### DATA FOR THIS EXERCISE
>>
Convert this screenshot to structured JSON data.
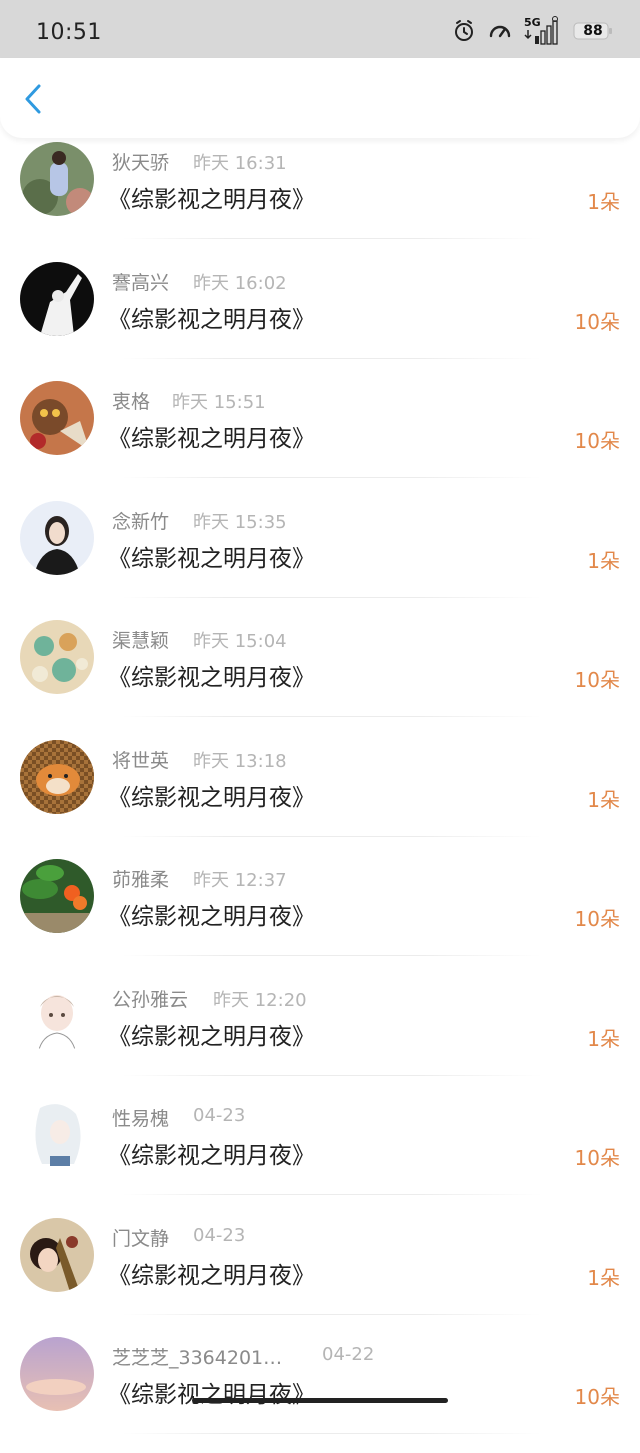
{
  "status_bar": {
    "time": "10:51",
    "network_label": "5G",
    "battery_level": "88",
    "icons": [
      "alarm-icon",
      "speedometer-icon",
      "signal-5g-icon",
      "battery-icon"
    ]
  },
  "header": {
    "back_icon": "chevron-left-icon",
    "accent_color": "#2f9ae0"
  },
  "colors": {
    "amount": "#e2884a",
    "name": "#8a8a8a",
    "time": "#b5b5b5",
    "title": "#222222"
  },
  "rows": [
    {
      "name": "狄天骄",
      "time": "昨天 16:31",
      "title": "《综影视之明月夜》",
      "amount": "1朵"
    },
    {
      "name": "謇高兴",
      "time": "昨天 16:02",
      "title": "《综影视之明月夜》",
      "amount": "10朵"
    },
    {
      "name": "衷格",
      "time": "昨天 15:51",
      "title": "《综影视之明月夜》",
      "amount": "10朵"
    },
    {
      "name": "念新竹",
      "time": "昨天 15:35",
      "title": "《综影视之明月夜》",
      "amount": "1朵"
    },
    {
      "name": "渠慧颖",
      "time": "昨天 15:04",
      "title": "《综影视之明月夜》",
      "amount": "10朵"
    },
    {
      "name": "将世英",
      "time": "昨天 13:18",
      "title": "《综影视之明月夜》",
      "amount": "1朵"
    },
    {
      "name": "茆雅柔",
      "time": "昨天 12:37",
      "title": "《综影视之明月夜》",
      "amount": "10朵"
    },
    {
      "name": "公孙雅云",
      "time": "昨天 12:20",
      "title": "《综影视之明月夜》",
      "amount": "1朵"
    },
    {
      "name": "性易槐",
      "time": "04-23",
      "title": "《综影视之明月夜》",
      "amount": "10朵"
    },
    {
      "name": "门文静",
      "time": "04-23",
      "title": "《综影视之明月夜》",
      "amount": "1朵"
    },
    {
      "name": "芝芝芝_3364201…",
      "time": "04-22",
      "title": "《综影视之明月夜》",
      "amount": "10朵"
    }
  ]
}
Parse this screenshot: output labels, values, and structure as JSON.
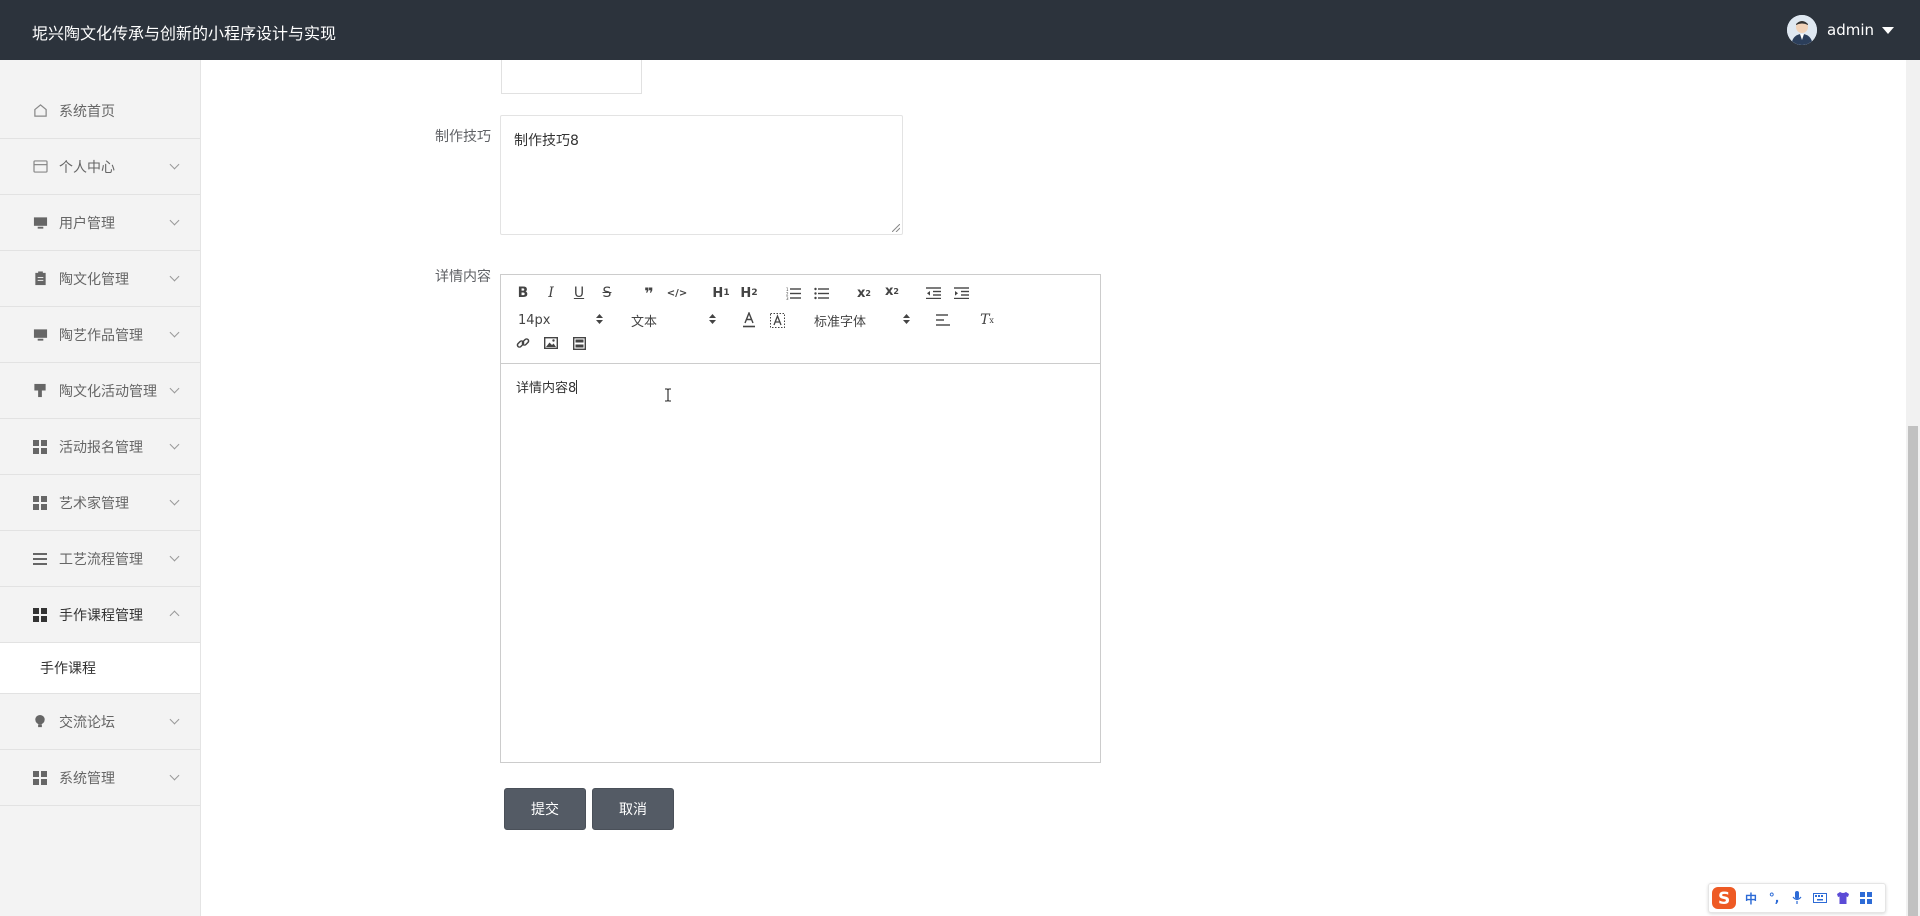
{
  "header": {
    "app_title": "坭兴陶文化传承与创新的小程序设计与实现",
    "username": "admin"
  },
  "sidebar": {
    "items": [
      {
        "label": "系统首页",
        "icon": "home-icon"
      },
      {
        "label": "个人中心",
        "icon": "card-icon"
      },
      {
        "label": "用户管理",
        "icon": "monitor-icon"
      },
      {
        "label": "陶文化管理",
        "icon": "clipboard-icon"
      },
      {
        "label": "陶艺作品管理",
        "icon": "monitor-icon"
      },
      {
        "label": "陶文化活动管理",
        "icon": "brush-icon"
      },
      {
        "label": "活动报名管理",
        "icon": "grid-icon"
      },
      {
        "label": "艺术家管理",
        "icon": "grid-icon"
      },
      {
        "label": "工艺流程管理",
        "icon": "list-icon"
      },
      {
        "label": "手作课程管理",
        "icon": "grid-icon"
      },
      {
        "label": "交流论坛",
        "icon": "bulb-icon"
      },
      {
        "label": "系统管理",
        "icon": "grid-icon"
      }
    ],
    "submenu": {
      "label": "手作课程"
    }
  },
  "form": {
    "skill_label": "制作技巧",
    "skill_value": "制作技巧8",
    "detail_label": "详情内容",
    "detail_value": "详情内容8",
    "submit_label": "提交",
    "cancel_label": "取消"
  },
  "editor": {
    "font_size": "14px",
    "text_type": "文本",
    "font_family": "标准字体",
    "toolbar_buttons": [
      "bold",
      "italic",
      "underline",
      "strike",
      "blockquote",
      "code-block",
      "header-1",
      "header-2",
      "ordered-list",
      "bullet-list",
      "subscript",
      "superscript",
      "outdent",
      "indent",
      "font-color",
      "background-color",
      "align",
      "clean",
      "link",
      "image",
      "video"
    ]
  },
  "ime": {
    "mode": "中",
    "punct": "°,"
  }
}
<<
Pictures stay out; repeat all the rest of the records exactly.

Convert this screenshot to structured JSON data.
{
  "status_bar": {
    "time": "10:51",
    "network_label": "5G",
    "battery_level": "88",
    "icons": [
      "alarm-icon",
      "speedometer-icon",
      "signal-5g-icon",
      "battery-icon"
    ]
  },
  "header": {
    "back_icon": "chevron-left-icon",
    "accent_color": "#2f9ae0"
  },
  "colors": {
    "amount": "#e2884a",
    "name": "#8a8a8a",
    "time": "#b5b5b5",
    "title": "#222222"
  },
  "rows": [
    {
      "name": "狄天骄",
      "time": "昨天 16:31",
      "title": "《综影视之明月夜》",
      "amount": "1朵"
    },
    {
      "name": "謇高兴",
      "time": "昨天 16:02",
      "title": "《综影视之明月夜》",
      "amount": "10朵"
    },
    {
      "name": "衷格",
      "time": "昨天 15:51",
      "title": "《综影视之明月夜》",
      "amount": "10朵"
    },
    {
      "name": "念新竹",
      "time": "昨天 15:35",
      "title": "《综影视之明月夜》",
      "amount": "1朵"
    },
    {
      "name": "渠慧颖",
      "time": "昨天 15:04",
      "title": "《综影视之明月夜》",
      "amount": "10朵"
    },
    {
      "name": "将世英",
      "time": "昨天 13:18",
      "title": "《综影视之明月夜》",
      "amount": "1朵"
    },
    {
      "name": "茆雅柔",
      "time": "昨天 12:37",
      "title": "《综影视之明月夜》",
      "amount": "10朵"
    },
    {
      "name": "公孙雅云",
      "time": "昨天 12:20",
      "title": "《综影视之明月夜》",
      "amount": "1朵"
    },
    {
      "name": "性易槐",
      "time": "04-23",
      "title": "《综影视之明月夜》",
      "amount": "10朵"
    },
    {
      "name": "门文静",
      "time": "04-23",
      "title": "《综影视之明月夜》",
      "amount": "1朵"
    },
    {
      "name": "芝芝芝_3364201…",
      "time": "04-22",
      "title": "《综影视之明月夜》",
      "amount": "10朵"
    }
  ]
}
Parse this screenshot: output labels, values, and structure as JSON.
{
  "header": {
    "app_title": "坭兴陶文化传承与创新的小程序设计与实现",
    "username": "admin"
  },
  "sidebar": {
    "items": [
      {
        "label": "系统首页",
        "icon": "home-icon"
      },
      {
        "label": "个人中心",
        "icon": "card-icon"
      },
      {
        "label": "用户管理",
        "icon": "monitor-icon"
      },
      {
        "label": "陶文化管理",
        "icon": "clipboard-icon"
      },
      {
        "label": "陶艺作品管理",
        "icon": "monitor-icon"
      },
      {
        "label": "陶文化活动管理",
        "icon": "brush-icon"
      },
      {
        "label": "活动报名管理",
        "icon": "grid-icon"
      },
      {
        "label": "艺术家管理",
        "icon": "grid-icon"
      },
      {
        "label": "工艺流程管理",
        "icon": "list-icon"
      },
      {
        "label": "手作课程管理",
        "icon": "grid-icon"
      },
      {
        "label": "交流论坛",
        "icon": "bulb-icon"
      },
      {
        "label": "系统管理",
        "icon": "grid-icon"
      }
    ],
    "submenu": {
      "label": "手作课程"
    }
  },
  "form": {
    "skill_label": "制作技巧",
    "skill_value": "制作技巧8",
    "detail_label": "详情内容",
    "detail_value": "详情内容8",
    "submit_label": "提交",
    "cancel_label": "取消"
  },
  "editor": {
    "font_size": "14px",
    "text_type": "文本",
    "font_family": "标准字体",
    "toolbar_buttons": [
      "bold",
      "italic",
      "underline",
      "strike",
      "blockquote",
      "code-block",
      "header-1",
      "header-2",
      "ordered-list",
      "bullet-list",
      "subscript",
      "superscript",
      "outdent",
      "indent",
      "font-color",
      "background-color",
      "align",
      "clean",
      "link",
      "image",
      "video"
    ]
  },
  "ime": {
    "mode": "中",
    "punct": "°,"
  }
}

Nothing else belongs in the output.